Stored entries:
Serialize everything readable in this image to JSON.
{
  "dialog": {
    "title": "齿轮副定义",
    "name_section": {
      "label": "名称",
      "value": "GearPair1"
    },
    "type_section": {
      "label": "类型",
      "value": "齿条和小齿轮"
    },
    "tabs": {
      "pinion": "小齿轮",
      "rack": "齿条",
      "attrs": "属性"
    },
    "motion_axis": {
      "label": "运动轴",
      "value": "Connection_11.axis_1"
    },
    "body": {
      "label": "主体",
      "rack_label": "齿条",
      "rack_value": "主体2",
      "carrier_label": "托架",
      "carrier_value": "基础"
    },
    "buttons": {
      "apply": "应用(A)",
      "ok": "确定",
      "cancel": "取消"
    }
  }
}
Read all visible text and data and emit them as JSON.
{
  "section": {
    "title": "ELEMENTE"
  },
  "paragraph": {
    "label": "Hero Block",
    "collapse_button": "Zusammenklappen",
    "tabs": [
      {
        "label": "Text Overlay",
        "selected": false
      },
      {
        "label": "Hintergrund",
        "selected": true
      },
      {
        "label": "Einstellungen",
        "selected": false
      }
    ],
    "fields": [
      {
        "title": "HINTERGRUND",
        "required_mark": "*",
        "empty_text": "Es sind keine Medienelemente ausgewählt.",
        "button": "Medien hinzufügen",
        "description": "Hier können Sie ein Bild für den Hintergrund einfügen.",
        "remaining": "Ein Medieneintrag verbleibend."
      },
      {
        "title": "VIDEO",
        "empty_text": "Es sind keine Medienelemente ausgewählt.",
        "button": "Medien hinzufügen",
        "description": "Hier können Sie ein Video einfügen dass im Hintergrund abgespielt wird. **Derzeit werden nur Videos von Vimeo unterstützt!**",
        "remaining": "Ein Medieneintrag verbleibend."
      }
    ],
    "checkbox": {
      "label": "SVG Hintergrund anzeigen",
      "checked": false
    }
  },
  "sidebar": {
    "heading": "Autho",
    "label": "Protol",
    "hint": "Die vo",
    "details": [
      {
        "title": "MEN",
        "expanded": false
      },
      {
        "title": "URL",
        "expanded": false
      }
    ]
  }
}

#### Task instructions:
Count the lines of the material that include the word "JSON", then report only the total.

#### Exercise response:
2